** Set exercise **
Exclude the pictures and return every line exactly as written.

** Records for the task **

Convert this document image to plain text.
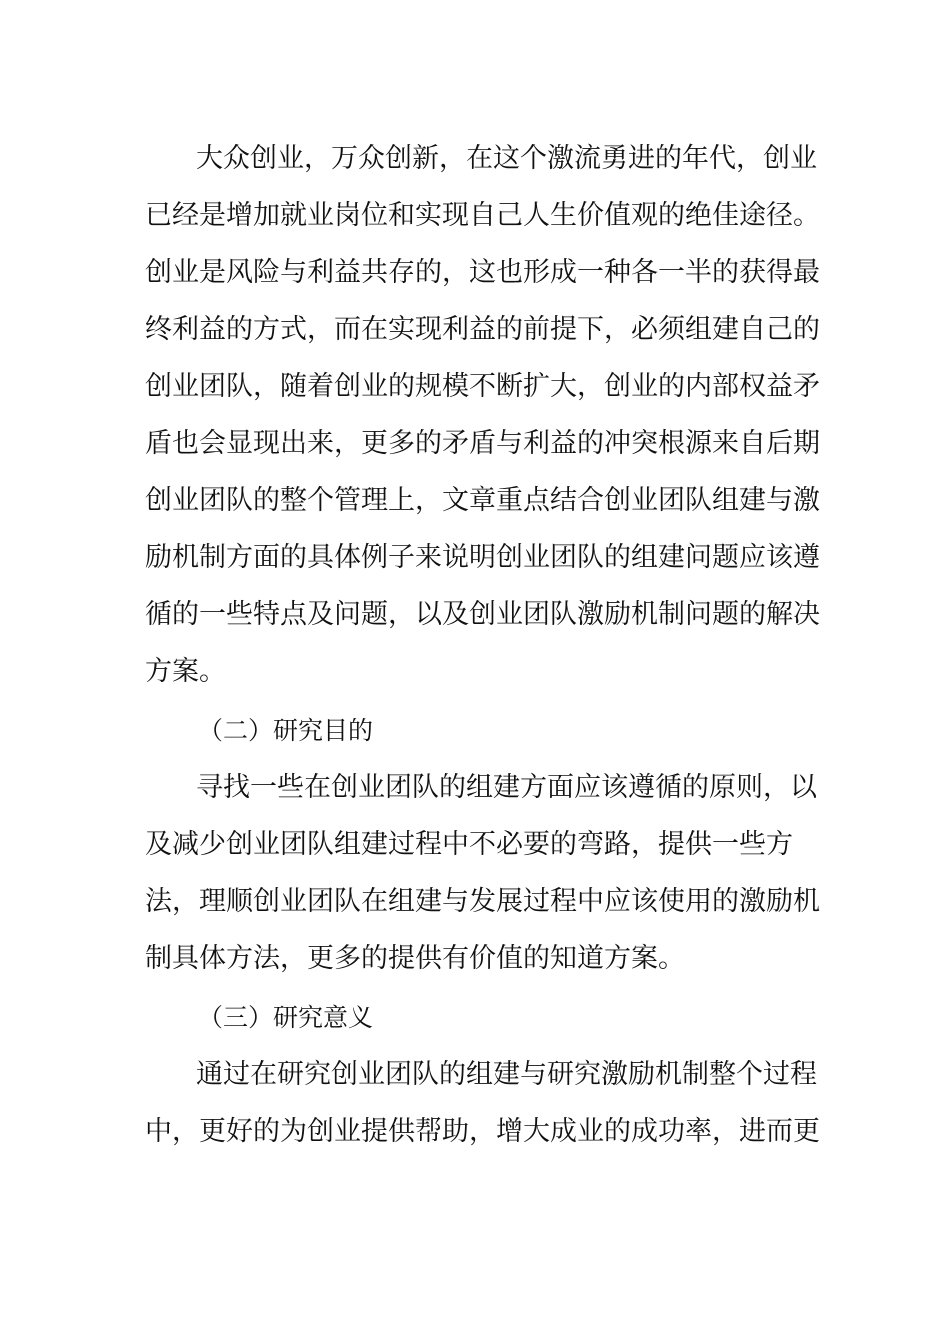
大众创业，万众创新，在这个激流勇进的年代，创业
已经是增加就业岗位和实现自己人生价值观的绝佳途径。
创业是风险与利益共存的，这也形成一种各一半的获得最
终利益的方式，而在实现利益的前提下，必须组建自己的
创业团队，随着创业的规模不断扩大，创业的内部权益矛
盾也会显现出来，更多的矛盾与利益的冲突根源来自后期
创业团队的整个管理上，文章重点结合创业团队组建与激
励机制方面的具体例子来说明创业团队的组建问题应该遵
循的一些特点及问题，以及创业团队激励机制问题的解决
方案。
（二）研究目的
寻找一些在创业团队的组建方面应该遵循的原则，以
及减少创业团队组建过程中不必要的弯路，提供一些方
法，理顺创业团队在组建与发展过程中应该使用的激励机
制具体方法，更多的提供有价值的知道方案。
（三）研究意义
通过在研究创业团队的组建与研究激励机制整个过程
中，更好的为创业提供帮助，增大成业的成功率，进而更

** Answer for this exercise **
Convert this document image to plain text.
大众创业，万众创新，在这个激流勇进的年代，创业
已经是增加就业岗位和实现自己人生价值观的绝佳途径。
创业是风险与利益共存的，这也形成一种各一半的获得最
终利益的方式，而在实现利益的前提下，必须组建自己的
创业团队，随着创业的规模不断扩大，创业的内部权益矛
盾也会显现出来，更多的矛盾与利益的冲突根源来自后期
创业团队的整个管理上，文章重点结合创业团队组建与激
励机制方面的具体例子来说明创业团队的组建问题应该遵
循的一些特点及问题，以及创业团队激励机制问题的解决
方案。
（二）研究目的
寻找一些在创业团队的组建方面应该遵循的原则，以
及减少创业团队组建过程中不必要的弯路，提供一些方
法，理顺创业团队在组建与发展过程中应该使用的激励机
制具体方法，更多的提供有价值的知道方案。
（三）研究意义
通过在研究创业团队的组建与研究激励机制整个过程
中，更好的为创业提供帮助，增大成业的成功率，进而更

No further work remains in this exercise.